Direction: Transcribe every entry word for word, leaving out all images.

Material for the task:
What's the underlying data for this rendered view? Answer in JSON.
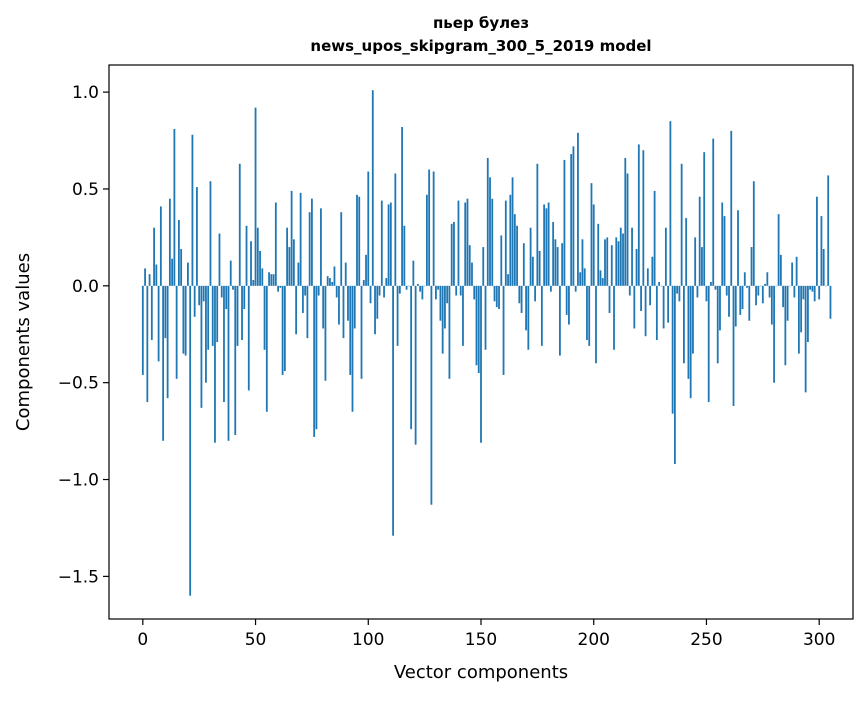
{
  "chart_data": {
    "type": "bar",
    "title_line1": "пьер булез",
    "title_line2": "news_upos_skipgram_300_5_2019 model",
    "xlabel": "Vector components",
    "ylabel": "Components values",
    "xlim": [
      -15,
      315
    ],
    "ylim": [
      -1.72,
      1.14
    ],
    "xticks": [
      0,
      50,
      100,
      150,
      200,
      250,
      300
    ],
    "xtick_labels": [
      "0",
      "50",
      "100",
      "150",
      "200",
      "250",
      "300"
    ],
    "yticks": [
      -1.5,
      -1.0,
      -0.5,
      0.0,
      0.5,
      1.0
    ],
    "ytick_labels": [
      "−1.5",
      "−1.0",
      "−0.5",
      "0.0",
      "0.5",
      "1.0"
    ],
    "bar_color": "#1f77b4",
    "values": [
      -0.46,
      0.09,
      -0.6,
      0.06,
      -0.28,
      0.3,
      0.11,
      -0.39,
      0.41,
      -0.8,
      -0.27,
      -0.58,
      0.45,
      0.14,
      0.81,
      -0.48,
      0.34,
      0.19,
      -0.35,
      -0.36,
      0.12,
      -1.6,
      0.78,
      -0.16,
      0.51,
      -0.1,
      -0.63,
      -0.08,
      -0.5,
      -0.33,
      0.54,
      -0.31,
      -0.81,
      -0.29,
      0.27,
      -0.06,
      -0.6,
      -0.12,
      -0.8,
      0.13,
      -0.02,
      -0.77,
      -0.31,
      0.63,
      -0.28,
      -0.12,
      0.31,
      -0.54,
      0.23,
      0.03,
      0.92,
      0.3,
      0.18,
      0.09,
      -0.33,
      -0.65,
      0.07,
      0.06,
      0.06,
      0.43,
      -0.03,
      -0.01,
      -0.46,
      -0.44,
      0.3,
      0.2,
      0.49,
      0.24,
      -0.25,
      0.12,
      0.48,
      -0.14,
      -0.05,
      -0.27,
      0.38,
      0.45,
      -0.78,
      -0.74,
      -0.05,
      0.4,
      -0.22,
      -0.49,
      0.05,
      0.04,
      0.02,
      0.1,
      -0.06,
      -0.2,
      0.38,
      -0.27,
      0.12,
      -0.18,
      -0.46,
      -0.65,
      -0.22,
      0.47,
      0.46,
      -0.48,
      0.03,
      0.16,
      0.59,
      -0.09,
      1.01,
      -0.25,
      -0.17,
      -0.05,
      0.44,
      -0.06,
      0.04,
      0.42,
      0.43,
      -1.29,
      0.58,
      -0.31,
      -0.04,
      0.82,
      0.31,
      -0.02,
      0.0,
      -0.74,
      0.13,
      -0.82,
      0.01,
      -0.03,
      -0.07,
      0.0,
      0.47,
      0.6,
      -1.13,
      0.59,
      -0.07,
      -0.02,
      -0.18,
      -0.35,
      -0.22,
      -0.09,
      -0.48,
      0.32,
      0.33,
      -0.05,
      0.44,
      -0.05,
      -0.31,
      0.43,
      0.45,
      0.21,
      0.12,
      -0.07,
      -0.41,
      -0.45,
      -0.81,
      0.2,
      -0.33,
      0.66,
      0.56,
      0.45,
      -0.08,
      -0.11,
      -0.12,
      0.26,
      -0.46,
      0.44,
      0.06,
      0.47,
      0.56,
      0.37,
      0.31,
      -0.09,
      -0.14,
      0.22,
      -0.23,
      -0.33,
      0.3,
      0.15,
      -0.08,
      0.63,
      0.18,
      -0.31,
      0.42,
      0.4,
      0.43,
      -0.03,
      0.33,
      0.24,
      0.2,
      -0.36,
      0.22,
      0.65,
      -0.15,
      -0.2,
      0.68,
      0.72,
      -0.03,
      0.79,
      0.07,
      0.24,
      0.09,
      -0.28,
      -0.31,
      0.53,
      0.42,
      -0.4,
      0.32,
      0.08,
      0.04,
      0.24,
      0.25,
      -0.14,
      0.21,
      -0.33,
      0.25,
      0.23,
      0.3,
      0.27,
      0.66,
      0.58,
      -0.05,
      0.3,
      -0.22,
      0.19,
      0.73,
      -0.13,
      0.7,
      -0.26,
      0.09,
      -0.1,
      0.15,
      0.49,
      -0.28,
      0.02,
      0.0,
      -0.22,
      0.3,
      -0.19,
      0.85,
      -0.66,
      -0.92,
      -0.04,
      -0.08,
      0.63,
      -0.4,
      0.35,
      -0.48,
      -0.58,
      -0.35,
      0.25,
      -0.06,
      0.46,
      0.2,
      0.69,
      -0.08,
      -0.6,
      0.02,
      0.76,
      -0.02,
      -0.4,
      -0.23,
      0.43,
      0.36,
      -0.05,
      -0.16,
      0.8,
      -0.62,
      -0.21,
      0.39,
      -0.15,
      -0.12,
      0.07,
      -0.01,
      -0.18,
      0.2,
      0.54,
      -0.1,
      -0.05,
      0.0,
      -0.09,
      0.01,
      0.07,
      -0.06,
      -0.2,
      -0.5,
      0.0,
      0.37,
      0.16,
      -0.11,
      -0.41,
      -0.18,
      0.0,
      0.12,
      -0.06,
      0.15,
      -0.35,
      -0.24,
      -0.07,
      -0.55,
      -0.29,
      -0.02,
      -0.03,
      -0.08,
      0.46,
      -0.07,
      0.36,
      0.19,
      0.0,
      0.57,
      -0.17
    ]
  }
}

Result below:
What's the underlying data for this rendered view? Answer in JSON.
{
  "chart_data": {
    "type": "bar",
    "title_line1": "пьер булез",
    "title_line2": "news_upos_skipgram_300_5_2019 model",
    "xlabel": "Vector components",
    "ylabel": "Components values",
    "xlim": [
      -15,
      315
    ],
    "ylim": [
      -1.72,
      1.14
    ],
    "xticks": [
      0,
      50,
      100,
      150,
      200,
      250,
      300
    ],
    "xtick_labels": [
      "0",
      "50",
      "100",
      "150",
      "200",
      "250",
      "300"
    ],
    "yticks": [
      -1.5,
      -1.0,
      -0.5,
      0.0,
      0.5,
      1.0
    ],
    "ytick_labels": [
      "−1.5",
      "−1.0",
      "−0.5",
      "0.0",
      "0.5",
      "1.0"
    ],
    "bar_color": "#1f77b4",
    "values": [
      -0.46,
      0.09,
      -0.6,
      0.06,
      -0.28,
      0.3,
      0.11,
      -0.39,
      0.41,
      -0.8,
      -0.27,
      -0.58,
      0.45,
      0.14,
      0.81,
      -0.48,
      0.34,
      0.19,
      -0.35,
      -0.36,
      0.12,
      -1.6,
      0.78,
      -0.16,
      0.51,
      -0.1,
      -0.63,
      -0.08,
      -0.5,
      -0.33,
      0.54,
      -0.31,
      -0.81,
      -0.29,
      0.27,
      -0.06,
      -0.6,
      -0.12,
      -0.8,
      0.13,
      -0.02,
      -0.77,
      -0.31,
      0.63,
      -0.28,
      -0.12,
      0.31,
      -0.54,
      0.23,
      0.03,
      0.92,
      0.3,
      0.18,
      0.09,
      -0.33,
      -0.65,
      0.07,
      0.06,
      0.06,
      0.43,
      -0.03,
      -0.01,
      -0.46,
      -0.44,
      0.3,
      0.2,
      0.49,
      0.24,
      -0.25,
      0.12,
      0.48,
      -0.14,
      -0.05,
      -0.27,
      0.38,
      0.45,
      -0.78,
      -0.74,
      -0.05,
      0.4,
      -0.22,
      -0.49,
      0.05,
      0.04,
      0.02,
      0.1,
      -0.06,
      -0.2,
      0.38,
      -0.27,
      0.12,
      -0.18,
      -0.46,
      -0.65,
      -0.22,
      0.47,
      0.46,
      -0.48,
      0.03,
      0.16,
      0.59,
      -0.09,
      1.01,
      -0.25,
      -0.17,
      -0.05,
      0.44,
      -0.06,
      0.04,
      0.42,
      0.43,
      -1.29,
      0.58,
      -0.31,
      -0.04,
      0.82,
      0.31,
      -0.02,
      0.0,
      -0.74,
      0.13,
      -0.82,
      0.01,
      -0.03,
      -0.07,
      0.0,
      0.47,
      0.6,
      -1.13,
      0.59,
      -0.07,
      -0.02,
      -0.18,
      -0.35,
      -0.22,
      -0.09,
      -0.48,
      0.32,
      0.33,
      -0.05,
      0.44,
      -0.05,
      -0.31,
      0.43,
      0.45,
      0.21,
      0.12,
      -0.07,
      -0.41,
      -0.45,
      -0.81,
      0.2,
      -0.33,
      0.66,
      0.56,
      0.45,
      -0.08,
      -0.11,
      -0.12,
      0.26,
      -0.46,
      0.44,
      0.06,
      0.47,
      0.56,
      0.37,
      0.31,
      -0.09,
      -0.14,
      0.22,
      -0.23,
      -0.33,
      0.3,
      0.15,
      -0.08,
      0.63,
      0.18,
      -0.31,
      0.42,
      0.4,
      0.43,
      -0.03,
      0.33,
      0.24,
      0.2,
      -0.36,
      0.22,
      0.65,
      -0.15,
      -0.2,
      0.68,
      0.72,
      -0.03,
      0.79,
      0.07,
      0.24,
      0.09,
      -0.28,
      -0.31,
      0.53,
      0.42,
      -0.4,
      0.32,
      0.08,
      0.04,
      0.24,
      0.25,
      -0.14,
      0.21,
      -0.33,
      0.25,
      0.23,
      0.3,
      0.27,
      0.66,
      0.58,
      -0.05,
      0.3,
      -0.22,
      0.19,
      0.73,
      -0.13,
      0.7,
      -0.26,
      0.09,
      -0.1,
      0.15,
      0.49,
      -0.28,
      0.02,
      0.0,
      -0.22,
      0.3,
      -0.19,
      0.85,
      -0.66,
      -0.92,
      -0.04,
      -0.08,
      0.63,
      -0.4,
      0.35,
      -0.48,
      -0.58,
      -0.35,
      0.25,
      -0.06,
      0.46,
      0.2,
      0.69,
      -0.08,
      -0.6,
      0.02,
      0.76,
      -0.02,
      -0.4,
      -0.23,
      0.43,
      0.36,
      -0.05,
      -0.16,
      0.8,
      -0.62,
      -0.21,
      0.39,
      -0.15,
      -0.12,
      0.07,
      -0.01,
      -0.18,
      0.2,
      0.54,
      -0.1,
      -0.05,
      0.0,
      -0.09,
      0.01,
      0.07,
      -0.06,
      -0.2,
      -0.5,
      0.0,
      0.37,
      0.16,
      -0.11,
      -0.41,
      -0.18,
      0.0,
      0.12,
      -0.06,
      0.15,
      -0.35,
      -0.24,
      -0.07,
      -0.55,
      -0.29,
      -0.02,
      -0.03,
      -0.08,
      0.46,
      -0.07,
      0.36,
      0.19,
      0.0,
      0.57,
      -0.17
    ]
  }
}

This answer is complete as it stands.